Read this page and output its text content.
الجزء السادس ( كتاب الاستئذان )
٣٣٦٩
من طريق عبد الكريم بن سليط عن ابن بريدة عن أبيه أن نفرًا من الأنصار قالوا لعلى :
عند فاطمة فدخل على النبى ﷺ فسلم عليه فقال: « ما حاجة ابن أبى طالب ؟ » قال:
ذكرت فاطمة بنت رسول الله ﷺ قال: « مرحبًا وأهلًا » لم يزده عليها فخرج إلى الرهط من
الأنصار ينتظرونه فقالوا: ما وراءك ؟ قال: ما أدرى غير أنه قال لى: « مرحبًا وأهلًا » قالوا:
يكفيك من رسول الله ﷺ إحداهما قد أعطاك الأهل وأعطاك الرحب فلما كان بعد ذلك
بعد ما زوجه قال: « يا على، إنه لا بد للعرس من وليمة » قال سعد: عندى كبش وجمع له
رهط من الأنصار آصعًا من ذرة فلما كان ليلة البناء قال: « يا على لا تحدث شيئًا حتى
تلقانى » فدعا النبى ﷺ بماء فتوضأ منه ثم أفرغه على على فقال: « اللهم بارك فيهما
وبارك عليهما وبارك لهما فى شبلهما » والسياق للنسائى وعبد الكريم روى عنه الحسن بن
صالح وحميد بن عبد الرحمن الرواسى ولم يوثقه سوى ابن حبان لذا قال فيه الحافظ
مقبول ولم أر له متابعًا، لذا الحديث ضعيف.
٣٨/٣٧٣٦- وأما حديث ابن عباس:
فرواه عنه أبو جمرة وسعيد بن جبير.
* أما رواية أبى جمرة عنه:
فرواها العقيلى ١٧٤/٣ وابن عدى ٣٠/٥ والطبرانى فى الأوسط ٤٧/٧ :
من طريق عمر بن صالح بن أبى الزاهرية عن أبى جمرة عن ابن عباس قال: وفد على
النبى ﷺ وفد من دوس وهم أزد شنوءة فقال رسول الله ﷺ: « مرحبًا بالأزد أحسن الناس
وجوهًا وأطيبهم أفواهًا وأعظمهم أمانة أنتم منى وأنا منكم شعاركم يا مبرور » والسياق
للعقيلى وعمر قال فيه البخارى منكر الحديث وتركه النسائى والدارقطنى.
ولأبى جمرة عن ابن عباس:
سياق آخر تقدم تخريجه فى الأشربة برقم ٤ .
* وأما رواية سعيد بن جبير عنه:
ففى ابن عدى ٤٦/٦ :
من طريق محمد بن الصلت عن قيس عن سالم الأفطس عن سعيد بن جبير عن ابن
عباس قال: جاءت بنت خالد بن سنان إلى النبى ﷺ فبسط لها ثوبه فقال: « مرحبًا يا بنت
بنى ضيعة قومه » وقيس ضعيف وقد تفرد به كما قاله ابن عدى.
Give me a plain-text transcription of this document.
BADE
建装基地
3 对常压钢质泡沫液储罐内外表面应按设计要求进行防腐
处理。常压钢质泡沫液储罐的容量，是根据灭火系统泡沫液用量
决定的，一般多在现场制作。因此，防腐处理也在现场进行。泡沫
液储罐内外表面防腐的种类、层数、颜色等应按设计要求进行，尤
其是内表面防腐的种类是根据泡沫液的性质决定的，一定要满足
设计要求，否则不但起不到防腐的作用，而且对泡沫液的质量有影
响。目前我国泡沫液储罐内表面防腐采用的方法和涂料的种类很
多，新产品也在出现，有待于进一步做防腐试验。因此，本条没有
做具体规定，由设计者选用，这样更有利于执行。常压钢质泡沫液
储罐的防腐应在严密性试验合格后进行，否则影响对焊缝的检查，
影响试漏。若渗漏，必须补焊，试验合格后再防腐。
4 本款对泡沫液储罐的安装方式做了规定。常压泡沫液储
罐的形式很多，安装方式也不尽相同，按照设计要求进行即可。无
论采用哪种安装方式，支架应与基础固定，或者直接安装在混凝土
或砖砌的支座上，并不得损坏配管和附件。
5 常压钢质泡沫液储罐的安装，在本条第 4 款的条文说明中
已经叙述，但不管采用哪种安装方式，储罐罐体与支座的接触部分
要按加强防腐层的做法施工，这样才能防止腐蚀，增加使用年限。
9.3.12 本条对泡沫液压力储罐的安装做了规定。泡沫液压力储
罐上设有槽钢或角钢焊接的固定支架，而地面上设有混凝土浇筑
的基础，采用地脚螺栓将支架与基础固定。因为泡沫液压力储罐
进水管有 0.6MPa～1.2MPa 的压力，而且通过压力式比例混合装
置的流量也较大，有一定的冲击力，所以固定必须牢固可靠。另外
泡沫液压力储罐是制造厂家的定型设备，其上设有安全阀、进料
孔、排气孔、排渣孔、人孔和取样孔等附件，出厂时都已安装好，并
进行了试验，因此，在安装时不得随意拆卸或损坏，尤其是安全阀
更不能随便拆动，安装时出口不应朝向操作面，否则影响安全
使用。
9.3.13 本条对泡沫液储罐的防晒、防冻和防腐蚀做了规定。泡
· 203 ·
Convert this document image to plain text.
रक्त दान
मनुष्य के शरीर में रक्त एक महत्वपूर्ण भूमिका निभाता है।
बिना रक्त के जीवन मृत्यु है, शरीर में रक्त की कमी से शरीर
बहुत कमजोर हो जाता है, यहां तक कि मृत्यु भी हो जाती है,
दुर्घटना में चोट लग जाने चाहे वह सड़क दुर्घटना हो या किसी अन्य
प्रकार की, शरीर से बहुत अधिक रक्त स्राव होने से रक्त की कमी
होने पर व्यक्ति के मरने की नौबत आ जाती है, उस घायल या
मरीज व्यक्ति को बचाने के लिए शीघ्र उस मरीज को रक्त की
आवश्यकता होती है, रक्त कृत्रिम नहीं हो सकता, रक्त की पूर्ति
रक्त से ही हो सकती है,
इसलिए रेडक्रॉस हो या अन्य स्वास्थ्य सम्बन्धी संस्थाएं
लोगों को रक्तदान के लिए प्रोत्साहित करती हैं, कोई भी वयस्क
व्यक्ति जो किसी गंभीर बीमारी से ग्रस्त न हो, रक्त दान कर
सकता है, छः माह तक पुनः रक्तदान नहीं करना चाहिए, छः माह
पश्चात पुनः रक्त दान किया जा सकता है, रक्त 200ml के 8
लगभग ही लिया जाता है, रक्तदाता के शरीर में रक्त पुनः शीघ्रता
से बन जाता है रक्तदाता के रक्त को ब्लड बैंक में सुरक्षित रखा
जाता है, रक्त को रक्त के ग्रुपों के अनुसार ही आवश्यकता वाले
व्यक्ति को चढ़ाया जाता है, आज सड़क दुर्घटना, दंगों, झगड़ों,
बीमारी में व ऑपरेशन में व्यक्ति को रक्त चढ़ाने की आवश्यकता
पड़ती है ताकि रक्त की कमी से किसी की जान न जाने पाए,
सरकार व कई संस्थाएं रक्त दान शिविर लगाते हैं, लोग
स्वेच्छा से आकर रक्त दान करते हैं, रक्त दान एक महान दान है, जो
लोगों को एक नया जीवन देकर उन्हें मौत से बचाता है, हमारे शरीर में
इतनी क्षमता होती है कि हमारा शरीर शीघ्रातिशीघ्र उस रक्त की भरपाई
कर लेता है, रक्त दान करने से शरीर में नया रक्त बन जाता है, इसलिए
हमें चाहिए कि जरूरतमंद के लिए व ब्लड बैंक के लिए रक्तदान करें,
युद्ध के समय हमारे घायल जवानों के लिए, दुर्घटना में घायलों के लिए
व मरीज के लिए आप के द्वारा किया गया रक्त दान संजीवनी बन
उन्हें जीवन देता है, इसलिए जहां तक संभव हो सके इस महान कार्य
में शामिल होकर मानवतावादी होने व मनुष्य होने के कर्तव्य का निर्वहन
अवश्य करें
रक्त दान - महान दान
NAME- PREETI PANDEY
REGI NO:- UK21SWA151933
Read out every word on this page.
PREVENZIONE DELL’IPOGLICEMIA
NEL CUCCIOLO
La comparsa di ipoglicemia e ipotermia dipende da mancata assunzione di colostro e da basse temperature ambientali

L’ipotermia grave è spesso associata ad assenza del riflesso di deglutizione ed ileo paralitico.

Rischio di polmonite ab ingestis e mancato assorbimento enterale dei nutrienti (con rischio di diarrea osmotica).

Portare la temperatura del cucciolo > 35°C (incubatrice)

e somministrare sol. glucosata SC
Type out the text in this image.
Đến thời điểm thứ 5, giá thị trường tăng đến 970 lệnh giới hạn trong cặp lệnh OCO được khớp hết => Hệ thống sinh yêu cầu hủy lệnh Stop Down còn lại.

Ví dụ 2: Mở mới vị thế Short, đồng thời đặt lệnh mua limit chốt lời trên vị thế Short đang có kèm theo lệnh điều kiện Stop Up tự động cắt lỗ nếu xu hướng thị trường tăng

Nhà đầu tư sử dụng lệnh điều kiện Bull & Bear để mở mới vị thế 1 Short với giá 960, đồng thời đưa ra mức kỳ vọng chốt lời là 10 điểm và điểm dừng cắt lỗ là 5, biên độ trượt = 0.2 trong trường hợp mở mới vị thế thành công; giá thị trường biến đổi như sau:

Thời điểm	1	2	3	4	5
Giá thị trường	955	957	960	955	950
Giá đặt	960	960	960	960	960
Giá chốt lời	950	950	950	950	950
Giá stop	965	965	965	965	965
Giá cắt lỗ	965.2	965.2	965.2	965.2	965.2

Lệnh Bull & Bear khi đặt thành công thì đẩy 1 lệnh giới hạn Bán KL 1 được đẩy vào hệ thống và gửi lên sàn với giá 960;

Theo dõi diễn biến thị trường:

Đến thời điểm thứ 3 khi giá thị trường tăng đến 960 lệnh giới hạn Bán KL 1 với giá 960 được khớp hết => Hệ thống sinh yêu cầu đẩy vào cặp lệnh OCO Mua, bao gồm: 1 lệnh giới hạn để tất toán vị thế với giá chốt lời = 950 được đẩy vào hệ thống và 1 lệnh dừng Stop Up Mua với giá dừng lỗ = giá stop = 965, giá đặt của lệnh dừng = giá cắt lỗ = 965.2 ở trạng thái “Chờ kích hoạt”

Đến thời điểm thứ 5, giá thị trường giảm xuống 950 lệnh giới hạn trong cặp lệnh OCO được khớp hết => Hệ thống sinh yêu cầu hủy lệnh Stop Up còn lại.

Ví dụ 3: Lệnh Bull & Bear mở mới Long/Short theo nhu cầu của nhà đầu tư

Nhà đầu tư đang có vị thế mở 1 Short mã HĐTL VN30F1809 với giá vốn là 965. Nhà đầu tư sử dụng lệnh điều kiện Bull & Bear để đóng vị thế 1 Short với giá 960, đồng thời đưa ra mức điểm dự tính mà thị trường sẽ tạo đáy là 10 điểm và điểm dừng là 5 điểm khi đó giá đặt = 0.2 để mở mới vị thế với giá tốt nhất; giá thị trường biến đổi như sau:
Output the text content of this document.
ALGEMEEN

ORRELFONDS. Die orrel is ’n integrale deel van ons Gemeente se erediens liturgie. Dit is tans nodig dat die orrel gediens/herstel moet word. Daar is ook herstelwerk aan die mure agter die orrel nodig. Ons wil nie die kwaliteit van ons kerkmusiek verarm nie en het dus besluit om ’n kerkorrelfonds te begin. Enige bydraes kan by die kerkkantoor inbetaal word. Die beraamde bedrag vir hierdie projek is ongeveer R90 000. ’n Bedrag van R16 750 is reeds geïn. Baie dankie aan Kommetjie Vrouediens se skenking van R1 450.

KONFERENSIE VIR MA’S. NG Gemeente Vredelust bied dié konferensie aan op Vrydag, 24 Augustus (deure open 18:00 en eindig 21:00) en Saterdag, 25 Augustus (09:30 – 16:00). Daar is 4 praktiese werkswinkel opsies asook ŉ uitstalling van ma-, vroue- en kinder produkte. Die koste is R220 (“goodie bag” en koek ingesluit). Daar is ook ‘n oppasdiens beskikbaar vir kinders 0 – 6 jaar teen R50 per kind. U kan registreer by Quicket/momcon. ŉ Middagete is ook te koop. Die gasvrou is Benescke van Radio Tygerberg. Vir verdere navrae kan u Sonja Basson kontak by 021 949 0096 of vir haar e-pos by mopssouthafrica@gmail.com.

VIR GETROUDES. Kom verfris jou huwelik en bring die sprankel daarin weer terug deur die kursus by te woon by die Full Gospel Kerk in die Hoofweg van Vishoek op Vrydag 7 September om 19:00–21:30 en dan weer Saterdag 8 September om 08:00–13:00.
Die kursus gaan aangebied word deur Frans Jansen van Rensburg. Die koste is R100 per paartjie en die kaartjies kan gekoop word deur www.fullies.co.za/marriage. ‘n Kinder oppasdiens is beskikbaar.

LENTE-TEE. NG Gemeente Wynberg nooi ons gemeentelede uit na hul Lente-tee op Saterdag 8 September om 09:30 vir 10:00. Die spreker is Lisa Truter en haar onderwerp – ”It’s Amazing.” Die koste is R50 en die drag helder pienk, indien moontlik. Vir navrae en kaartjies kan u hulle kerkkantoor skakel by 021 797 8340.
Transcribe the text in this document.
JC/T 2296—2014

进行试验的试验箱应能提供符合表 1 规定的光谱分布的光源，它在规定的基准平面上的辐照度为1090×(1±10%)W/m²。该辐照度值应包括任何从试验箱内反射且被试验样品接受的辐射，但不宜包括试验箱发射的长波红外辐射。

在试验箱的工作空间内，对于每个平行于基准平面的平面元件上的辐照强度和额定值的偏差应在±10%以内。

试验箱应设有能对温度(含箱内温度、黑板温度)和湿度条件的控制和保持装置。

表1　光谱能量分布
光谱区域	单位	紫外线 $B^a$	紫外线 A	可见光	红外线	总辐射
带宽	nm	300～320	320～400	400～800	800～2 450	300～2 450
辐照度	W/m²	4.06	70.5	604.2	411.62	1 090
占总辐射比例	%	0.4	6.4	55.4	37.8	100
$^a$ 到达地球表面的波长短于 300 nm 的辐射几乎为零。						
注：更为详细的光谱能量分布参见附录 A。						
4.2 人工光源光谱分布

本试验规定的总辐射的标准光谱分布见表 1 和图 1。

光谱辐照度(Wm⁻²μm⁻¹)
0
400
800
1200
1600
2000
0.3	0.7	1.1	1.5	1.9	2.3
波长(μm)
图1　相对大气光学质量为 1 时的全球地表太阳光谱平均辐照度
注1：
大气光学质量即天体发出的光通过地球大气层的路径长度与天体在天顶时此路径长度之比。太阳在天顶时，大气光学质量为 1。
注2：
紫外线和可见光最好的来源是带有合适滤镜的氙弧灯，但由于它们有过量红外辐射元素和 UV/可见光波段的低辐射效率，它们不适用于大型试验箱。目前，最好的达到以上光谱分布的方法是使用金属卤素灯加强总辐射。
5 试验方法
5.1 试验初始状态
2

- _AIM OF THE EXERCISE_: Look through the records and gather every line containing "رسول".

- _ANSWER FOR THIS EXERCISE_:
ذكرت فاطمة بنت رسول الله ﷺ قال: « مرحبًا وأهلًا » لم يزده عليها فخرج إلى الرهط من
يكفيك من رسول الله ﷺ إحداهما قد أعطاك الأهل وأعطاك الرحب فلما كان بعد ذلك
النبى ﷺ وفد من دوس وهم أزد شنوءة فقال رسول الله ﷺ: « مرحبًا بالأزد أحسن الناس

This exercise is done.